:: Text segment ::
As a Fulbright scholar, Sarah is relocating to Trinidad and Tobago in August 2018 to conduct research for her dissertation, “The Curatorial Practice of Kynaston McShine, 1969–1971.” She is also the recipient of the 2018–19 VMFA Graduate Fellowship for Art History. She is currently the Interim Assistant Director of the Office of Scholars and Fellowships at the University of Richmond, and an adjunct professor in the Department of Art History at VCU.
Kate is a PhD candidate at Virginia Commonwealth University and currently writing her dissertation. Her project focuses on the use of plaster in nineteenth-century America in three contexts – the artist’s studio, the art academy, and the public museum – examined through specific case studies of artists and institutions within Virginia, Massachusetts, and Connecticut. Before coming to Virginia Commonwealth University, Kate worked as the Associate Curator for Ruthmere, a historic home in Elkhart, IN. She earned her Master’s Degrees from the University of Oklahoma and The University of Notre Dame in Museum Studies and Art History, respectively. In addition to her academic career, Kate also serves as the Office Manager and Tour Director at the B.A. Sunderlin Bellfoundry in Ruther Glen, VA, which she and her husband own and operate.
After completing an MA in Art History, with a specialization in fifteenth- and sixteenth-century print portraits in Northern Europe and Italy, Saskia currently is a PhD student on the historical track with a major in nineteenth-century European art and a minor in Museum Studies. Her specific interest is in nineteenth-century reproductive prints. She works as a volunteer in the Frank Raysor Study Center of Works on Paper of the Virginia Museum of Fine Arts.
:::
:: Data provided ::
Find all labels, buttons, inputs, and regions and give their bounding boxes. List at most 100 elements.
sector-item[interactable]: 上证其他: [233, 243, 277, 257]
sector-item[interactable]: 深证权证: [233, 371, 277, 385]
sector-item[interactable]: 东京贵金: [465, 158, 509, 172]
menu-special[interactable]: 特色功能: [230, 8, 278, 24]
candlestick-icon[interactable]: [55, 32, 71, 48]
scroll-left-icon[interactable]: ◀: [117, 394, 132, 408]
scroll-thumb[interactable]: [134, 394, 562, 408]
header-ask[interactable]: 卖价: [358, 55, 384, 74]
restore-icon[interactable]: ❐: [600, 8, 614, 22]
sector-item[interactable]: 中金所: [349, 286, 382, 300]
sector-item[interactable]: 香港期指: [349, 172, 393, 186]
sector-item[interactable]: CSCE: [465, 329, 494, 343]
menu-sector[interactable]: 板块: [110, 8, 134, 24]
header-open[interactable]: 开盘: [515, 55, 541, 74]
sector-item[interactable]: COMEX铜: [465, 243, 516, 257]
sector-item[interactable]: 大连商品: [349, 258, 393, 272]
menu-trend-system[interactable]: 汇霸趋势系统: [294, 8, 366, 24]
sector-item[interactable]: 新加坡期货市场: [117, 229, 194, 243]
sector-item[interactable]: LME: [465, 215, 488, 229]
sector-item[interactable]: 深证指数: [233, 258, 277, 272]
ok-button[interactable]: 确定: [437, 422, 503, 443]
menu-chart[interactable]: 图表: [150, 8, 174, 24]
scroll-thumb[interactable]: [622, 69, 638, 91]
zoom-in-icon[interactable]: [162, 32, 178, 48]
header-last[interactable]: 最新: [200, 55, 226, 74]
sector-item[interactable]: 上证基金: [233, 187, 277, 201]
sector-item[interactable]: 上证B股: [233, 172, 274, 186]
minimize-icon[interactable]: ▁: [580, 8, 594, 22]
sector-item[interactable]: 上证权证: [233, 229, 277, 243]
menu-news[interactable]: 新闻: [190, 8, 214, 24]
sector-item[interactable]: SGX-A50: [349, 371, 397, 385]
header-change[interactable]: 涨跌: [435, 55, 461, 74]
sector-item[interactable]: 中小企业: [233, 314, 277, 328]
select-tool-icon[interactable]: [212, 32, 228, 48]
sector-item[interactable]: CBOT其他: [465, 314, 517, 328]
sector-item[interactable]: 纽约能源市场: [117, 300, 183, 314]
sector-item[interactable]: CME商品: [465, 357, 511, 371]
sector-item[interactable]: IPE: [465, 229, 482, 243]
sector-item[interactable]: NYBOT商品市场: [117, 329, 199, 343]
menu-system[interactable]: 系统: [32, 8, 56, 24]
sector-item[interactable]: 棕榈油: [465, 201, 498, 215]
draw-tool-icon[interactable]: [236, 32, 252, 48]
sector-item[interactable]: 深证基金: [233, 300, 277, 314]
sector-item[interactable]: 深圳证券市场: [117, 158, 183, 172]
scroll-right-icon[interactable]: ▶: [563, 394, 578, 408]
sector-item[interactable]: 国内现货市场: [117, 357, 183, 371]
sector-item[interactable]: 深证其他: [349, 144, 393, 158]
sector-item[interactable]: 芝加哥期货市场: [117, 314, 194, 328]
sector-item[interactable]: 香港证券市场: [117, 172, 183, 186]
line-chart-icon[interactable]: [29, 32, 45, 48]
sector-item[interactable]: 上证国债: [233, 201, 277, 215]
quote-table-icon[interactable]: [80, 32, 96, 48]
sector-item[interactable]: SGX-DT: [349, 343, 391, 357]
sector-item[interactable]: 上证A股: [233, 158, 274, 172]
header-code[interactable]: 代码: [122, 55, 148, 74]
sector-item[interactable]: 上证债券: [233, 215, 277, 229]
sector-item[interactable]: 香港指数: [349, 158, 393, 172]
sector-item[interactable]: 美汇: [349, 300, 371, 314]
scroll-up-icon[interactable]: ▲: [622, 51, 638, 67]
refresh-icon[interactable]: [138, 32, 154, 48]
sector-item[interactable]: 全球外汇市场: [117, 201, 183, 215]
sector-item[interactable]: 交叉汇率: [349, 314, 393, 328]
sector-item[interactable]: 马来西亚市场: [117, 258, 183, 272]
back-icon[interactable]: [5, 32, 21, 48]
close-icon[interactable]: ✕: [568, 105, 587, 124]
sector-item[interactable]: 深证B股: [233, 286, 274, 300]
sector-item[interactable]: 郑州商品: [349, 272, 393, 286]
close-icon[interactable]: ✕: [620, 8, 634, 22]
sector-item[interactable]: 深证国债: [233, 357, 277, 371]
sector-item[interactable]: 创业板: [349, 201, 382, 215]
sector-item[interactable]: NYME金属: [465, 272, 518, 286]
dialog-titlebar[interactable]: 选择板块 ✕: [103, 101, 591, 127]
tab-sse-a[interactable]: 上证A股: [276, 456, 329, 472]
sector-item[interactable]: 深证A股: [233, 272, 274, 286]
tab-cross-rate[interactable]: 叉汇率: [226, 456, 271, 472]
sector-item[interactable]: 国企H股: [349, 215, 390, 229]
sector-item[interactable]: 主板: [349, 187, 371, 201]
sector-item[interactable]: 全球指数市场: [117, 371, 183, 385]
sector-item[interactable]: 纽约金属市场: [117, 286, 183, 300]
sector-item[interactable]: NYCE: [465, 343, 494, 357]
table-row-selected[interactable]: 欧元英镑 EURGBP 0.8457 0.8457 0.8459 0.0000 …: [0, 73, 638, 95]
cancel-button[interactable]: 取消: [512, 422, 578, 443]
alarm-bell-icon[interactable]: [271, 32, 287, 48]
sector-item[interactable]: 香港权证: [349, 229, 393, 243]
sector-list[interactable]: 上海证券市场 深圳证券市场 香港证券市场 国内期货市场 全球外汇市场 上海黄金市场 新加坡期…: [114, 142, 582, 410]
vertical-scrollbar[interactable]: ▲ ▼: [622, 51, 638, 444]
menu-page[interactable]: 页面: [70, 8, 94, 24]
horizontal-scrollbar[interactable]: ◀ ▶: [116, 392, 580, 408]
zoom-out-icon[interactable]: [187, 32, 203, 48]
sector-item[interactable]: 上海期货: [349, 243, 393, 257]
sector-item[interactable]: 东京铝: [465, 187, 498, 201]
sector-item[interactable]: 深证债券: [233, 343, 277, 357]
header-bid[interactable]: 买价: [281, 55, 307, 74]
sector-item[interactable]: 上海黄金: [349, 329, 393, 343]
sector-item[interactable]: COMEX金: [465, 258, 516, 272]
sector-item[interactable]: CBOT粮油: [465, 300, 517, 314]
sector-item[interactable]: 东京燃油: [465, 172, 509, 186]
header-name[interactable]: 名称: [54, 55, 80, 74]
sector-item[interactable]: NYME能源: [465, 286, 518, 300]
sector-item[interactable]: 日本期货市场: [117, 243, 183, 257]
:::
_Tasks_.
A) In the graduate student profiles, where did Kate work as Associate Curator before coming to Virginia Commonwealth University?
B) Continue the graduate student profiles from the point where they stop.

_Response list_.
A) Ruthmere, a historic home in Elkhart, IN.

B)
Hannah is a first-year MA student on the Museum Studies track. She received a BA in Art History from UNC Chapel Hill in 2014, and in the time since has held positions in education at The Charlotte Museum of History and The Bechtler Museum of Modern Art and in development at The Arts and Science Council, all in Charlotte, North Carolina. Other experiences after completing her undergraduate program include interning with the North Carolina Museum of Art and volunteer-teaching at Chapel Hill-Carrboro Schools. She is interested in depictions of race in 20th-century American art and in artists and museums that address colonial legacies.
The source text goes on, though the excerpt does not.